> _Given instruction_
Output every entry exactly as written, skipping any pictures.

> _Record list_
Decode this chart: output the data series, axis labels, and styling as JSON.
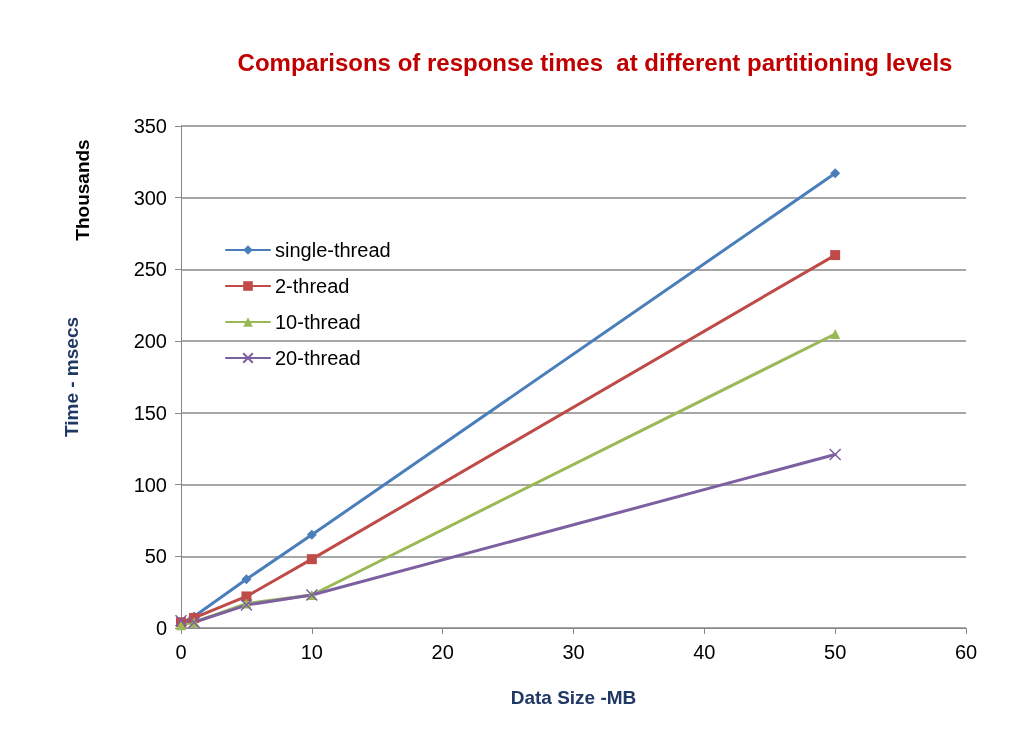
{
  "chart_data": {
    "type": "line",
    "title": "Comparisons of response times  at different partitioning levels",
    "xlabel": "Data Size -MB",
    "ylabel": "Time - msecs",
    "annotations": [
      "Thousands"
    ],
    "x": [
      0,
      1,
      5,
      10,
      50
    ],
    "series": [
      {
        "name": "single-thread",
        "color": "#4a7ebb",
        "marker": "diamond",
        "values": [
          3,
          8,
          34,
          65,
          317
        ]
      },
      {
        "name": "2-thread",
        "color": "#be4b48",
        "marker": "square",
        "values": [
          4,
          7,
          22,
          48,
          260
        ]
      },
      {
        "name": "10-thread",
        "color": "#98b954",
        "marker": "triangle",
        "values": [
          2,
          4,
          17,
          23,
          205
        ]
      },
      {
        "name": "20-thread",
        "color": "#7d60a0",
        "marker": "cross",
        "values": [
          5,
          4,
          16,
          23,
          121
        ]
      }
    ],
    "xlim": [
      0,
      60
    ],
    "xticks": [
      0,
      10,
      20,
      30,
      40,
      50,
      60
    ],
    "ylim": [
      0,
      350
    ],
    "yticks": [
      0,
      50,
      100,
      150,
      200,
      250,
      300,
      350
    ],
    "grid": "y",
    "legend": "top left",
    "line_style": "solid"
  }
}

> _Task response_
Decode this chart: output the data series, axis labels, and styling as JSON.
{
  "chart_data": {
    "type": "line",
    "title": "Comparisons of response times  at different partitioning levels",
    "xlabel": "Data Size -MB",
    "ylabel": "Time - msecs",
    "annotations": [
      "Thousands"
    ],
    "x": [
      0,
      1,
      5,
      10,
      50
    ],
    "series": [
      {
        "name": "single-thread",
        "color": "#4a7ebb",
        "marker": "diamond",
        "values": [
          3,
          8,
          34,
          65,
          317
        ]
      },
      {
        "name": "2-thread",
        "color": "#be4b48",
        "marker": "square",
        "values": [
          4,
          7,
          22,
          48,
          260
        ]
      },
      {
        "name": "10-thread",
        "color": "#98b954",
        "marker": "triangle",
        "values": [
          2,
          4,
          17,
          23,
          205
        ]
      },
      {
        "name": "20-thread",
        "color": "#7d60a0",
        "marker": "cross",
        "values": [
          5,
          4,
          16,
          23,
          121
        ]
      }
    ],
    "xlim": [
      0,
      60
    ],
    "xticks": [
      0,
      10,
      20,
      30,
      40,
      50,
      60
    ],
    "ylim": [
      0,
      350
    ],
    "yticks": [
      0,
      50,
      100,
      150,
      200,
      250,
      300,
      350
    ],
    "grid": "y",
    "legend": "top left",
    "line_style": "solid"
  }
}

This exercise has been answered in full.